Start of DATASET EXCERPTS

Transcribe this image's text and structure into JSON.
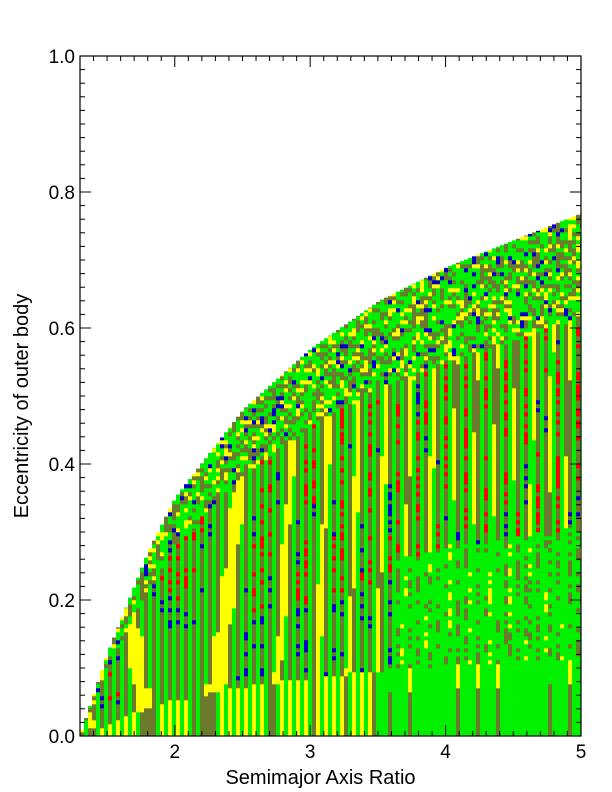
{
  "chart_data": {
    "type": "heatmap",
    "title": "",
    "xlabel": "Semimajor Axis Ratio",
    "ylabel": "Eccentricity of outer body",
    "xlim": [
      1.3,
      5.0
    ],
    "ylim": [
      0.0,
      1.0
    ],
    "x_ticks": [
      2,
      3,
      4,
      5
    ],
    "x_tick_labels": [
      "2",
      "3",
      "4",
      "5"
    ],
    "y_ticks": [
      0.0,
      0.2,
      0.4,
      0.6,
      0.8,
      1.0
    ],
    "y_tick_labels": [
      "0.0",
      "0.2",
      "0.4",
      "0.6",
      "0.8",
      "1.0"
    ],
    "x_minor_step": 0.1,
    "y_minor_step": 0.02,
    "grid": false,
    "legend": "none",
    "boundary_curve": {
      "description": "upper edge of colored region (stability limit)",
      "x": [
        1.3,
        1.5,
        1.8,
        2.0,
        2.5,
        3.0,
        3.5,
        4.0,
        4.5,
        5.0
      ],
      "y": [
        0.0,
        0.12,
        0.27,
        0.35,
        0.48,
        0.57,
        0.64,
        0.69,
        0.73,
        0.77
      ]
    },
    "colors": {
      "green": "#00f000",
      "yellow": "#ffff00",
      "red": "#ff0000",
      "blue": "#0000c8",
      "olive": "#6b7a2c"
    }
  }
}
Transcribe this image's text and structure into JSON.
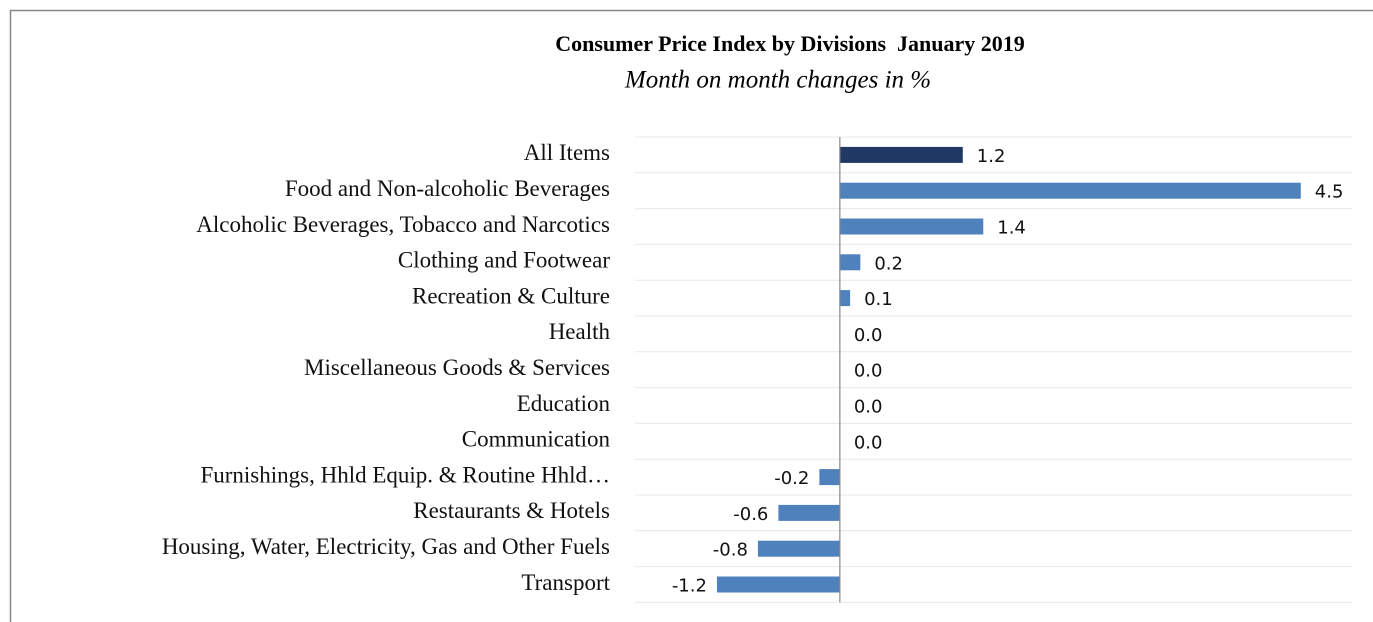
{
  "chart_data": {
    "type": "barh",
    "title": "Consumer Price Index by Divisions  January 2019",
    "subtitle": "Month on month changes in %",
    "categories": [
      "All Items",
      "Food and Non-alcoholic Beverages",
      "Alcoholic Beverages, Tobacco and Narcotics",
      "Clothing and Footwear",
      "Recreation & Culture",
      "Health",
      "Miscellaneous Goods & Services",
      "Education",
      "Communication",
      "Furnishings, Hhld Equip. & Routine Hhld…",
      "Restaurants & Hotels",
      "Housing, Water, Electricity, Gas and Other Fuels",
      "Transport"
    ],
    "values": [
      1.2,
      4.5,
      1.4,
      0.2,
      0.1,
      0,
      0,
      0,
      0,
      -0.2,
      -0.6,
      -0.8,
      -1.2
    ],
    "value_labels": [
      "1.2",
      "4.5",
      "1.4",
      "0.2",
      "0.1",
      "0.0",
      "0.0",
      "0.0",
      "0.0",
      "-0.2",
      "-0.6",
      "-0.8",
      "-1.2"
    ],
    "colors": [
      "#1f3864",
      "#4f81bd",
      "#4f81bd",
      "#4f81bd",
      "#4f81bd",
      "#4f81bd",
      "#4f81bd",
      "#4f81bd",
      "#4f81bd",
      "#4f81bd",
      "#4f81bd",
      "#4f81bd",
      "#4f81bd"
    ],
    "xlim": [
      -2,
      5
    ],
    "grid": true
  }
}
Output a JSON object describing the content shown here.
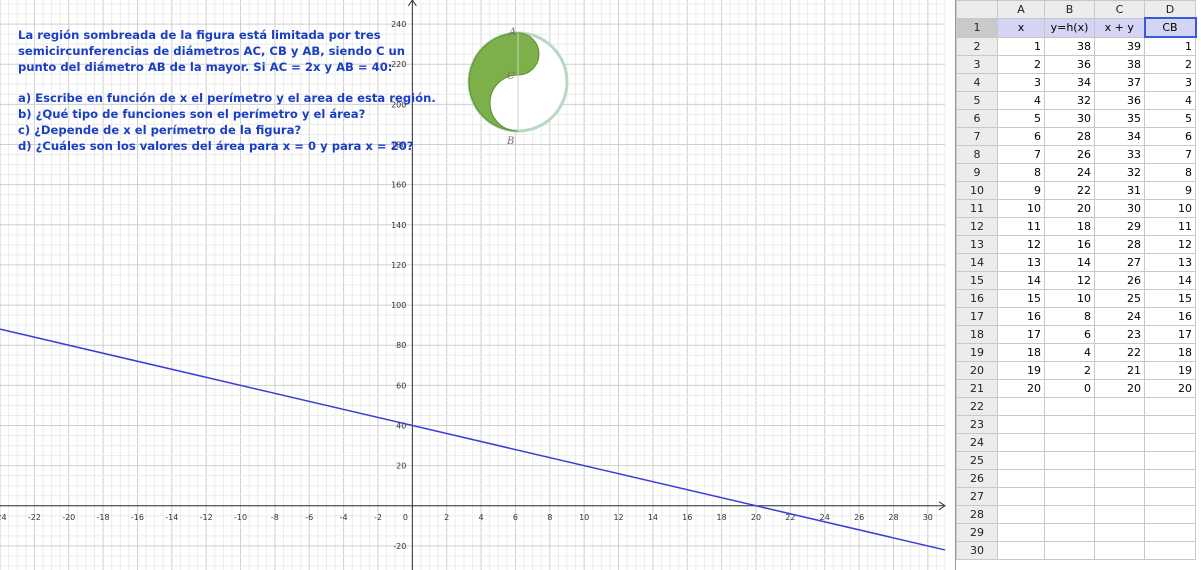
{
  "problem": {
    "lines": [
      "La región sombreada de la figura está limitada por tres",
      "semicircunferencias de diámetros AC, CB y AB, siendo C un",
      "punto del diámetro AB de la mayor. Si AC = 2x y AB = 40:",
      "",
      "a) Escribe en función de x el perímetro y el area de esta región.",
      "b) ¿Qué tipo de funciones son el perímetro y el área?",
      "c) ¿Depende de x el perímetro de la figura?",
      "d) ¿Cuáles son los valores del área para x = 0 y para x = 20?"
    ]
  },
  "figure": {
    "labels": [
      "A",
      "C",
      "B"
    ],
    "shade_color": "#7db04a"
  },
  "colors": {
    "line": "#3b3bd8",
    "text": "#1a3fc4",
    "grid_minor": "#ececec",
    "grid_major": "#cfcfcf"
  },
  "chart_data": {
    "type": "line",
    "xlim": [
      -24,
      31
    ],
    "ylim": [
      -32,
      252
    ],
    "x_ticks": [
      -24,
      -22,
      -20,
      -18,
      -16,
      -14,
      -12,
      -10,
      -8,
      -6,
      -4,
      -2,
      0,
      2,
      4,
      6,
      8,
      10,
      12,
      14,
      16,
      18,
      20,
      22,
      24,
      26,
      28,
      30
    ],
    "y_ticks": [
      -20,
      20,
      40,
      60,
      80,
      100,
      120,
      140,
      160,
      180,
      200,
      220,
      240
    ],
    "grid": true,
    "series": [
      {
        "x": [
          -24,
          31
        ],
        "y": [
          88,
          -22
        ]
      }
    ]
  },
  "spreadsheet": {
    "columns": [
      "A",
      "B",
      "C",
      "D"
    ],
    "header_row": [
      "x",
      "y=h(x)",
      "x + y",
      "CB"
    ],
    "rows": [
      [
        1,
        38,
        39,
        1
      ],
      [
        2,
        36,
        38,
        2
      ],
      [
        3,
        34,
        37,
        3
      ],
      [
        4,
        32,
        36,
        4
      ],
      [
        5,
        30,
        35,
        5
      ],
      [
        6,
        28,
        34,
        6
      ],
      [
        7,
        26,
        33,
        7
      ],
      [
        8,
        24,
        32,
        8
      ],
      [
        9,
        22,
        31,
        9
      ],
      [
        10,
        20,
        30,
        10
      ],
      [
        11,
        18,
        29,
        11
      ],
      [
        12,
        16,
        28,
        12
      ],
      [
        13,
        14,
        27,
        13
      ],
      [
        14,
        12,
        26,
        14
      ],
      [
        15,
        10,
        25,
        15
      ],
      [
        16,
        8,
        24,
        16
      ],
      [
        17,
        6,
        23,
        17
      ],
      [
        18,
        4,
        22,
        18
      ],
      [
        19,
        2,
        21,
        19
      ],
      [
        20,
        0,
        20,
        20
      ]
    ],
    "row_numbers": [
      1,
      2,
      3,
      4,
      5,
      6,
      7,
      8,
      9,
      10,
      11,
      12,
      13,
      14,
      15,
      16,
      17,
      18,
      19,
      20,
      21,
      22,
      23,
      24,
      25,
      26,
      27,
      28,
      29,
      30
    ]
  }
}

End of DATASET EXCERPTS

_TASK REQUIREMENTS_: Restate the data above word for word. Do not include the images.

_RESPONSE TO THIS TASK_:
Transcribe this image's text and structure into JSON.
{
  "chart_data": {
    "type": "heatmap",
    "title": "",
    "xlabel": "Semimajor Axis Ratio",
    "ylabel": "Eccentricity of outer body",
    "xlim": [
      1.3,
      5.0
    ],
    "ylim": [
      0.0,
      1.0
    ],
    "x_ticks": [
      2,
      3,
      4,
      5
    ],
    "x_tick_labels": [
      "2",
      "3",
      "4",
      "5"
    ],
    "y_ticks": [
      0.0,
      0.2,
      0.4,
      0.6,
      0.8,
      1.0
    ],
    "y_tick_labels": [
      "0.0",
      "0.2",
      "0.4",
      "0.6",
      "0.8",
      "1.0"
    ],
    "x_minor_step": 0.1,
    "y_minor_step": 0.02,
    "grid": false,
    "legend": "none",
    "boundary_curve": {
      "description": "upper edge of colored region (stability limit)",
      "x": [
        1.3,
        1.5,
        1.8,
        2.0,
        2.5,
        3.0,
        3.5,
        4.0,
        4.5,
        5.0
      ],
      "y": [
        0.0,
        0.12,
        0.27,
        0.35,
        0.48,
        0.57,
        0.64,
        0.69,
        0.73,
        0.77
      ]
    },
    "colors": {
      "green": "#00f000",
      "yellow": "#ffff00",
      "red": "#ff0000",
      "blue": "#0000c8",
      "olive": "#6b7a2c"
    }
  }
}
Transcribe this image's text and structure into JSON.
{
  "chart_data": {
    "type": "barh",
    "title": "Consumer Price Index by Divisions  January 2019",
    "subtitle": "Month on month changes in %",
    "categories": [
      "All Items",
      "Food and Non-alcoholic Beverages",
      "Alcoholic Beverages, Tobacco and Narcotics",
      "Clothing and Footwear",
      "Recreation & Culture",
      "Health",
      "Miscellaneous Goods & Services",
      "Education",
      "Communication",
      "Furnishings, Hhld Equip. & Routine Hhld…",
      "Restaurants & Hotels",
      "Housing, Water, Electricity, Gas and Other Fuels",
      "Transport"
    ],
    "values": [
      1.2,
      4.5,
      1.4,
      0.2,
      0.1,
      0,
      0,
      0,
      0,
      -0.2,
      -0.6,
      -0.8,
      -1.2
    ],
    "value_labels": [
      "1.2",
      "4.5",
      "1.4",
      "0.2",
      "0.1",
      "0.0",
      "0.0",
      "0.0",
      "0.0",
      "-0.2",
      "-0.6",
      "-0.8",
      "-1.2"
    ],
    "colors": [
      "#1f3864",
      "#4f81bd",
      "#4f81bd",
      "#4f81bd",
      "#4f81bd",
      "#4f81bd",
      "#4f81bd",
      "#4f81bd",
      "#4f81bd",
      "#4f81bd",
      "#4f81bd",
      "#4f81bd",
      "#4f81bd"
    ],
    "xlim": [
      -2,
      5
    ],
    "grid": true
  }
}
Output a JSON object describing the content shown here.
{
  "problem": {
    "lines": [
      "La región sombreada de la figura está limitada por tres",
      "semicircunferencias de diámetros AC, CB y AB, siendo C un",
      "punto del diámetro AB de la mayor. Si AC = 2x y AB = 40:",
      "",
      "a) Escribe en función de x el perímetro y el area de esta región.",
      "b) ¿Qué tipo de funciones son el perímetro y el área?",
      "c) ¿Depende de x el perímetro de la figura?",
      "d) ¿Cuáles son los valores del área para x = 0 y para x = 20?"
    ]
  },
  "figure": {
    "labels": [
      "A",
      "C",
      "B"
    ],
    "shade_color": "#7db04a"
  },
  "colors": {
    "line": "#3b3bd8",
    "text": "#1a3fc4",
    "grid_minor": "#ececec",
    "grid_major": "#cfcfcf"
  },
  "chart_data": {
    "type": "line",
    "xlim": [
      -24,
      31
    ],
    "ylim": [
      -32,
      252
    ],
    "x_ticks": [
      -24,
      -22,
      -20,
      -18,
      -16,
      -14,
      -12,
      -10,
      -8,
      -6,
      -4,
      -2,
      0,
      2,
      4,
      6,
      8,
      10,
      12,
      14,
      16,
      18,
      20,
      22,
      24,
      26,
      28,
      30
    ],
    "y_ticks": [
      -20,
      20,
      40,
      60,
      80,
      100,
      120,
      140,
      160,
      180,
      200,
      220,
      240
    ],
    "grid": true,
    "series": [
      {
        "x": [
          -24,
          31
        ],
        "y": [
          88,
          -22
        ]
      }
    ]
  },
  "spreadsheet": {
    "columns": [
      "A",
      "B",
      "C",
      "D"
    ],
    "header_row": [
      "x",
      "y=h(x)",
      "x + y",
      "CB"
    ],
    "rows": [
      [
        1,
        38,
        39,
        1
      ],
      [
        2,
        36,
        38,
        2
      ],
      [
        3,
        34,
        37,
        3
      ],
      [
        4,
        32,
        36,
        4
      ],
      [
        5,
        30,
        35,
        5
      ],
      [
        6,
        28,
        34,
        6
      ],
      [
        7,
        26,
        33,
        7
      ],
      [
        8,
        24,
        32,
        8
      ],
      [
        9,
        22,
        31,
        9
      ],
      [
        10,
        20,
        30,
        10
      ],
      [
        11,
        18,
        29,
        11
      ],
      [
        12,
        16,
        28,
        12
      ],
      [
        13,
        14,
        27,
        13
      ],
      [
        14,
        12,
        26,
        14
      ],
      [
        15,
        10,
        25,
        15
      ],
      [
        16,
        8,
        24,
        16
      ],
      [
        17,
        6,
        23,
        17
      ],
      [
        18,
        4,
        22,
        18
      ],
      [
        19,
        2,
        21,
        19
      ],
      [
        20,
        0,
        20,
        20
      ]
    ],
    "row_numbers": [
      1,
      2,
      3,
      4,
      5,
      6,
      7,
      8,
      9,
      10,
      11,
      12,
      13,
      14,
      15,
      16,
      17,
      18,
      19,
      20,
      21,
      22,
      23,
      24,
      25,
      26,
      27,
      28,
      29,
      30
    ]
  }
}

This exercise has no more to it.